Can you return the listing below line for line, without changing anything?

════

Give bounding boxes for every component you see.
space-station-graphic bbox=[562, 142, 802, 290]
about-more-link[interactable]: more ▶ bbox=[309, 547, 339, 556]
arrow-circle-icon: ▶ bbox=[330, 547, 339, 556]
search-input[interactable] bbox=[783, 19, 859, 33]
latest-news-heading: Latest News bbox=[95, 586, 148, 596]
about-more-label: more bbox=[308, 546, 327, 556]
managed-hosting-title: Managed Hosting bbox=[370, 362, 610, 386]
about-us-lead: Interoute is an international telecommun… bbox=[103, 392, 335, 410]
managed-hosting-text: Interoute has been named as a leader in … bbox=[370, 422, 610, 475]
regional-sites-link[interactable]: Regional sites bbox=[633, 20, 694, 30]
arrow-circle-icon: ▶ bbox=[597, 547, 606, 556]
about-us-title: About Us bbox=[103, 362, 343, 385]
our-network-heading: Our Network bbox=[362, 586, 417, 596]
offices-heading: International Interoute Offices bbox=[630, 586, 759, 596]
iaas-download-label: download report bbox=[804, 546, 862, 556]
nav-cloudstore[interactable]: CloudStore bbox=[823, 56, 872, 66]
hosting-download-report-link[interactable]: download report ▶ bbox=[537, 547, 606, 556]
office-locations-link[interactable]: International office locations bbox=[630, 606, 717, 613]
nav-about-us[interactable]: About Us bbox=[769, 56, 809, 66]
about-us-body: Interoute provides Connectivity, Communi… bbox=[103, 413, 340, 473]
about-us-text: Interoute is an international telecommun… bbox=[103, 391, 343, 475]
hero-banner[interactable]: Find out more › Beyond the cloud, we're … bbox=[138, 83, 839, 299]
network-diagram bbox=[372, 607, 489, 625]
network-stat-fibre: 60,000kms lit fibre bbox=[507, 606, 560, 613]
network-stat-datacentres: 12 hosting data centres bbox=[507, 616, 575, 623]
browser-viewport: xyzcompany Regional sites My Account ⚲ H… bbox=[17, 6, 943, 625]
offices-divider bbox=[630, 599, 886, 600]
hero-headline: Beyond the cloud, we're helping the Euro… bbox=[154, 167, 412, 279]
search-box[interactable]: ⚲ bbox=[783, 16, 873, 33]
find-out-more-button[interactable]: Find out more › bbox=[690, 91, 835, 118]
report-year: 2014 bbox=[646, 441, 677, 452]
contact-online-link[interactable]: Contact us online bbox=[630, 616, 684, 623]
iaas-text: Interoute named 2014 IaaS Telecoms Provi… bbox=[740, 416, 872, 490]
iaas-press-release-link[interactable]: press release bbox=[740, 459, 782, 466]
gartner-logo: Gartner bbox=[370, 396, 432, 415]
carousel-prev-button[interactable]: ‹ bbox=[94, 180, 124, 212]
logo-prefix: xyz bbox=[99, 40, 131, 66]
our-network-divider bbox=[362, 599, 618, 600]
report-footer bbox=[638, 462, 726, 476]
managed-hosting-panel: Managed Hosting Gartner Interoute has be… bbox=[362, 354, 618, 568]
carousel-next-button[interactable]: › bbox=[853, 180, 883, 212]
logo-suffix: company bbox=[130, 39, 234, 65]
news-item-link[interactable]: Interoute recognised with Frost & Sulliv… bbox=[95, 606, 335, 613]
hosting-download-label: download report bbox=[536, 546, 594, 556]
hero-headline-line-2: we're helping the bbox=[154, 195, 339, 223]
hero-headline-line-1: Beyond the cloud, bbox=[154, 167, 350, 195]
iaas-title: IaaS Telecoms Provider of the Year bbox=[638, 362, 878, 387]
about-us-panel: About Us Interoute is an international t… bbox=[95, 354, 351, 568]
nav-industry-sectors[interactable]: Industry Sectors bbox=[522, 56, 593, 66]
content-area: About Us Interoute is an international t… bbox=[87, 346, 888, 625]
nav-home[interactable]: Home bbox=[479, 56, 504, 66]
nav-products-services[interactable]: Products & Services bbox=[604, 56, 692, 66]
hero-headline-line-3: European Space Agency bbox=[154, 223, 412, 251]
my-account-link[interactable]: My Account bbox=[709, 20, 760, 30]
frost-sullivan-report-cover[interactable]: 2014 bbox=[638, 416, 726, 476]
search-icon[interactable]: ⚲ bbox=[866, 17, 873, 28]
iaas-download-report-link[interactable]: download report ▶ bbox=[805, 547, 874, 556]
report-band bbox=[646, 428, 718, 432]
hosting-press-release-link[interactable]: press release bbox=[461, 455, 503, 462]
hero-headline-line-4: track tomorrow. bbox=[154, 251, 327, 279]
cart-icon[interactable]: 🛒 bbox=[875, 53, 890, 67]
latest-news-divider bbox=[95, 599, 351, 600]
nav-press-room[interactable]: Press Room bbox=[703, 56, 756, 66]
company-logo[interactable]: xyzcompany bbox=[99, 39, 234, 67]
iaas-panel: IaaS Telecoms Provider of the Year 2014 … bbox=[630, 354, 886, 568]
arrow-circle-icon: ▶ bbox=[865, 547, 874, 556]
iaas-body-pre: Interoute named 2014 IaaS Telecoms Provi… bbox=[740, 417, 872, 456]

════

Solution to the problem:
Give bounding boxes for every component you see.
space-station-graphic bbox=[562, 142, 802, 290]
about-more-link[interactable]: more ▶ bbox=[309, 547, 339, 556]
arrow-circle-icon: ▶ bbox=[330, 547, 339, 556]
search-input[interactable] bbox=[783, 19, 859, 33]
latest-news-heading: Latest News bbox=[95, 586, 148, 596]
about-more-label: more bbox=[308, 546, 327, 556]
managed-hosting-title: Managed Hosting bbox=[370, 362, 610, 386]
about-us-lead: Interoute is an international telecommun… bbox=[103, 392, 335, 410]
managed-hosting-text: Interoute has been named as a leader in … bbox=[370, 422, 610, 475]
regional-sites-link[interactable]: Regional sites bbox=[633, 20, 694, 30]
arrow-circle-icon: ▶ bbox=[597, 547, 606, 556]
about-us-title: About Us bbox=[103, 362, 343, 385]
our-network-heading: Our Network bbox=[362, 586, 417, 596]
offices-heading: International Interoute Offices bbox=[630, 586, 759, 596]
iaas-download-label: download report bbox=[804, 546, 862, 556]
nav-cloudstore[interactable]: CloudStore bbox=[823, 56, 872, 66]
hosting-download-report-link[interactable]: download report ▶ bbox=[537, 547, 606, 556]
office-locations-link[interactable]: International office locations bbox=[630, 606, 717, 613]
nav-about-us[interactable]: About Us bbox=[769, 56, 809, 66]
about-us-body: Interoute provides Connectivity, Communi… bbox=[103, 413, 340, 473]
about-us-text: Interoute is an international telecommun… bbox=[103, 391, 343, 475]
hero-banner[interactable]: Find out more › Beyond the cloud, we're … bbox=[138, 83, 839, 299]
network-diagram bbox=[372, 607, 489, 625]
network-stat-fibre: 60,000kms lit fibre bbox=[507, 606, 560, 613]
network-stat-datacentres: 12 hosting data centres bbox=[507, 616, 575, 623]
browser-viewport: xyzcompany Regional sites My Account ⚲ H… bbox=[17, 6, 943, 625]
offices-divider bbox=[630, 599, 886, 600]
hero-headline: Beyond the cloud, we're helping the Euro… bbox=[154, 167, 412, 279]
search-box[interactable]: ⚲ bbox=[783, 16, 873, 33]
find-out-more-button[interactable]: Find out more › bbox=[690, 91, 835, 118]
report-year: 2014 bbox=[646, 441, 677, 452]
contact-online-link[interactable]: Contact us online bbox=[630, 616, 684, 623]
iaas-text: Interoute named 2014 IaaS Telecoms Provi… bbox=[740, 416, 872, 490]
iaas-press-release-link[interactable]: press release bbox=[740, 459, 782, 466]
gartner-logo: Gartner bbox=[370, 396, 432, 415]
carousel-prev-button[interactable]: ‹ bbox=[94, 180, 124, 212]
logo-prefix: xyz bbox=[99, 40, 131, 66]
our-network-divider bbox=[362, 599, 618, 600]
report-footer bbox=[638, 462, 726, 476]
managed-hosting-panel: Managed Hosting Gartner Interoute has be… bbox=[362, 354, 618, 568]
carousel-next-button[interactable]: › bbox=[853, 180, 883, 212]
logo-suffix: company bbox=[130, 39, 234, 65]
news-item-link[interactable]: Interoute recognised with Frost & Sulliv… bbox=[95, 606, 335, 613]
hosting-download-label: download report bbox=[536, 546, 594, 556]
hero-headline-line-2: we're helping the bbox=[154, 195, 339, 223]
hero-headline-line-1: Beyond the cloud, bbox=[154, 167, 350, 195]
iaas-title: IaaS Telecoms Provider of the Year bbox=[638, 362, 878, 387]
about-us-panel: About Us Interoute is an international t… bbox=[95, 354, 351, 568]
nav-industry-sectors[interactable]: Industry Sectors bbox=[522, 56, 593, 66]
content-area: About Us Interoute is an international t… bbox=[87, 346, 888, 625]
nav-home[interactable]: Home bbox=[479, 56, 504, 66]
nav-products-services[interactable]: Products & Services bbox=[604, 56, 692, 66]
hero-headline-line-3: European Space Agency bbox=[154, 223, 412, 251]
my-account-link[interactable]: My Account bbox=[709, 20, 760, 30]
frost-sullivan-report-cover[interactable]: 2014 bbox=[638, 416, 726, 476]
search-icon[interactable]: ⚲ bbox=[866, 17, 873, 28]
iaas-download-report-link[interactable]: download report ▶ bbox=[805, 547, 874, 556]
report-band bbox=[646, 428, 718, 432]
hosting-press-release-link[interactable]: press release bbox=[461, 455, 503, 462]
hero-headline-line-4: track tomorrow. bbox=[154, 251, 327, 279]
cart-icon[interactable]: 🛒 bbox=[875, 53, 890, 67]
latest-news-divider bbox=[95, 599, 351, 600]
nav-press-room[interactable]: Press Room bbox=[703, 56, 756, 66]
company-logo[interactable]: xyzcompany bbox=[99, 39, 234, 67]
iaas-panel: IaaS Telecoms Provider of the Year 2014 … bbox=[630, 354, 886, 568]
arrow-circle-icon: ▶ bbox=[865, 547, 874, 556]
iaas-body-pre: Interoute named 2014 IaaS Telecoms Provi… bbox=[740, 417, 872, 456]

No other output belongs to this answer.